EXERCISE
Quote all of the data that follows exactly as written, skipping the images.

SUPPLIED RECORDS
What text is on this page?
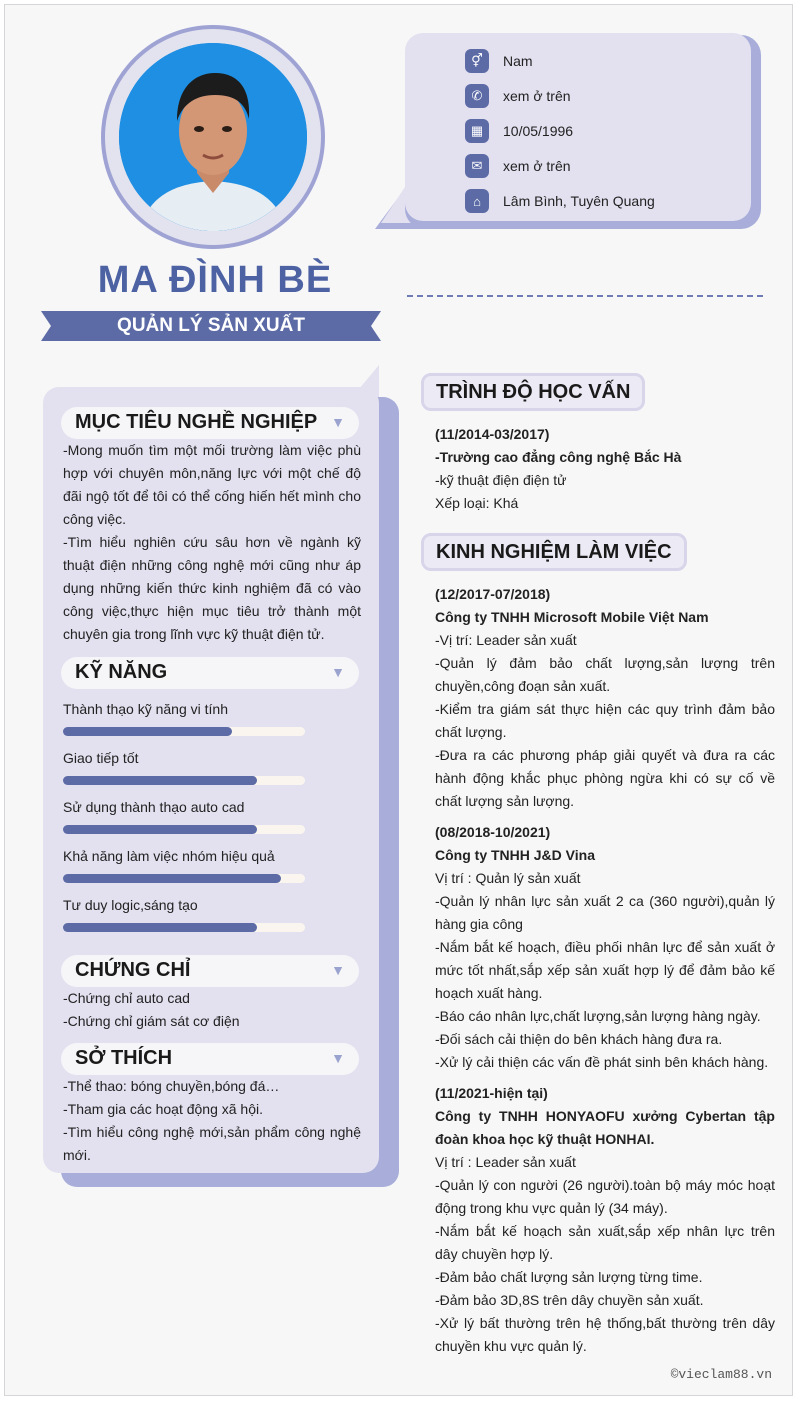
MA ĐÌNH BÈ
QUẢN LÝ SẢN XUẤT
⚥	Nam
✆	xem ở trên
▦	10/05/1996
✉	xem ở trên
⌂	Lâm Bình, Tuyên Quang
MỤC TIÊU NGHỀ NGHIỆP ▼
-Mong muốn tìm một mối trường làm việc phù hợp với chuyên môn,năng lực với một chế độ đãi ngộ tốt để tôi có thể cống hiến hết mình cho công việc.
-Tìm hiểu nghiên cứu sâu hơn về ngành kỹ thuật điện những công nghệ mới cũng như áp dụng những kiến thức kinh nghiệm đã có vào công việc,thực hiện mục tiêu trở thành một chuyên gia trong lĩnh vực kỹ thuật điện tử.
KỸ NĂNG	▼
Thành thạo kỹ năng vi tính
Giao tiếp tốt
Sử dụng thành thạo auto cad
Khả năng làm việc nhóm hiệu quả
Tư duy logic,sáng tạo
CHỨNG CHỈ	▼
-Chứng chỉ auto cad
-Chứng chỉ giám sát cơ điện
SỞ THÍCH	▼
-Thể thao: bóng chuyền,bóng đá…
-Tham gia các hoạt động xã hội.
-Tìm hiểu công nghệ mới,sản phẩm công nghệ mới.
TRÌNH ĐỘ HỌC VẤN
(11/2014-03/2017)
-Trường cao đẳng công nghệ Bắc Hà
-kỹ thuật điện điện tử
Xếp loại: Khá
KINH NGHIỆM LÀM VIỆC
(12/2017-07/2018)
Công ty TNHH Microsoft Mobile Việt Nam
-Vị trí: Leader sản xuất
-Quản lý đảm bảo chất lượng,sản lượng trên chuyền,công đoạn sản xuất.
-Kiểm tra giám sát thực hiện các quy trình đảm bảo chất lượng.
-Đưa ra các phương pháp giải quyết và đưa ra các hành động khắc phục phòng ngừa khi có sự cố về chất lượng sản lượng.
(08/2018-10/2021)
Công ty TNHH J&D Vina
Vị trí : Quản lý sản xuất
-Quản lý nhân lực sản xuất 2 ca (360 người),quản lý hàng gia công
-Nắm bắt kế hoạch, điều phối nhân lực để sản xuất ở mức tốt nhất,sắp xếp sản xuất hợp lý để đảm bảo kế hoạch xuất hàng.
-Báo cáo nhân lực,chất lượng,sản lượng hàng ngày.
-Đối sách cải thiện do bên khách hàng đưa ra.
-Xử lý cải thiện các vấn đề phát sinh bên khách hàng.
(11/2021-hiện tại)
Công ty TNHH HONYAOFU xưởng Cybertan tập đoàn khoa học kỹ thuật HONHAI.
Vị trí : Leader sản xuất
-Quản lý con người (26 người).toàn bộ máy móc hoạt động trong khu vực quản lý (34 máy).
-Nắm bắt kế hoạch sản xuất,sắp xếp nhân lực trên dây chuyền hợp lý.
-Đảm bảo chất lượng sản lượng từng time.
-Đảm bảo 3D,8S trên dây chuyền sản xuất.
-Xử lý bất thường trên hệ thống,bất thường trên dây chuyền khu vực quản lý.
©vieclam88.vn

WRITTEN RESPONSE
What text is on this page?
MA ĐÌNH BÈ
QUẢN LÝ SẢN XUẤT
⚥	Nam
✆	xem ở trên
▦	10/05/1996
✉	xem ở trên
⌂	Lâm Bình, Tuyên Quang
MỤC TIÊU NGHỀ NGHIỆP ▼
-Mong muốn tìm một mối trường làm việc phù hợp với chuyên môn,năng lực với một chế độ đãi ngộ tốt để tôi có thể cống hiến hết mình cho công việc.
-Tìm hiểu nghiên cứu sâu hơn về ngành kỹ thuật điện những công nghệ mới cũng như áp dụng những kiến thức kinh nghiệm đã có vào công việc,thực hiện mục tiêu trở thành một chuyên gia trong lĩnh vực kỹ thuật điện tử.
KỸ NĂNG	▼
Thành thạo kỹ năng vi tính
Giao tiếp tốt
Sử dụng thành thạo auto cad
Khả năng làm việc nhóm hiệu quả
Tư duy logic,sáng tạo
CHỨNG CHỈ	▼
-Chứng chỉ auto cad
-Chứng chỉ giám sát cơ điện
SỞ THÍCH	▼
-Thể thao: bóng chuyền,bóng đá…
-Tham gia các hoạt động xã hội.
-Tìm hiểu công nghệ mới,sản phẩm công nghệ mới.
TRÌNH ĐỘ HỌC VẤN
(11/2014-03/2017)
-Trường cao đẳng công nghệ Bắc Hà
-kỹ thuật điện điện tử
Xếp loại: Khá
KINH NGHIỆM LÀM VIỆC
(12/2017-07/2018)
Công ty TNHH Microsoft Mobile Việt Nam
-Vị trí: Leader sản xuất
-Quản lý đảm bảo chất lượng,sản lượng trên chuyền,công đoạn sản xuất.
-Kiểm tra giám sát thực hiện các quy trình đảm bảo chất lượng.
-Đưa ra các phương pháp giải quyết và đưa ra các hành động khắc phục phòng ngừa khi có sự cố về chất lượng sản lượng.
(08/2018-10/2021)
Công ty TNHH J&D Vina
Vị trí : Quản lý sản xuất
-Quản lý nhân lực sản xuất 2 ca (360 người),quản lý hàng gia công
-Nắm bắt kế hoạch, điều phối nhân lực để sản xuất ở mức tốt nhất,sắp xếp sản xuất hợp lý để đảm bảo kế hoạch xuất hàng.
-Báo cáo nhân lực,chất lượng,sản lượng hàng ngày.
-Đối sách cải thiện do bên khách hàng đưa ra.
-Xử lý cải thiện các vấn đề phát sinh bên khách hàng.
(11/2021-hiện tại)
Công ty TNHH HONYAOFU xưởng Cybertan tập đoàn khoa học kỹ thuật HONHAI.
Vị trí : Leader sản xuất
-Quản lý con người (26 người).toàn bộ máy móc hoạt động trong khu vực quản lý (34 máy).
-Nắm bắt kế hoạch sản xuất,sắp xếp nhân lực trên dây chuyền hợp lý.
-Đảm bảo chất lượng sản lượng từng time.
-Đảm bảo 3D,8S trên dây chuyền sản xuất.
-Xử lý bất thường trên hệ thống,bất thường trên dây chuyền khu vực quản lý.
©vieclam88.vn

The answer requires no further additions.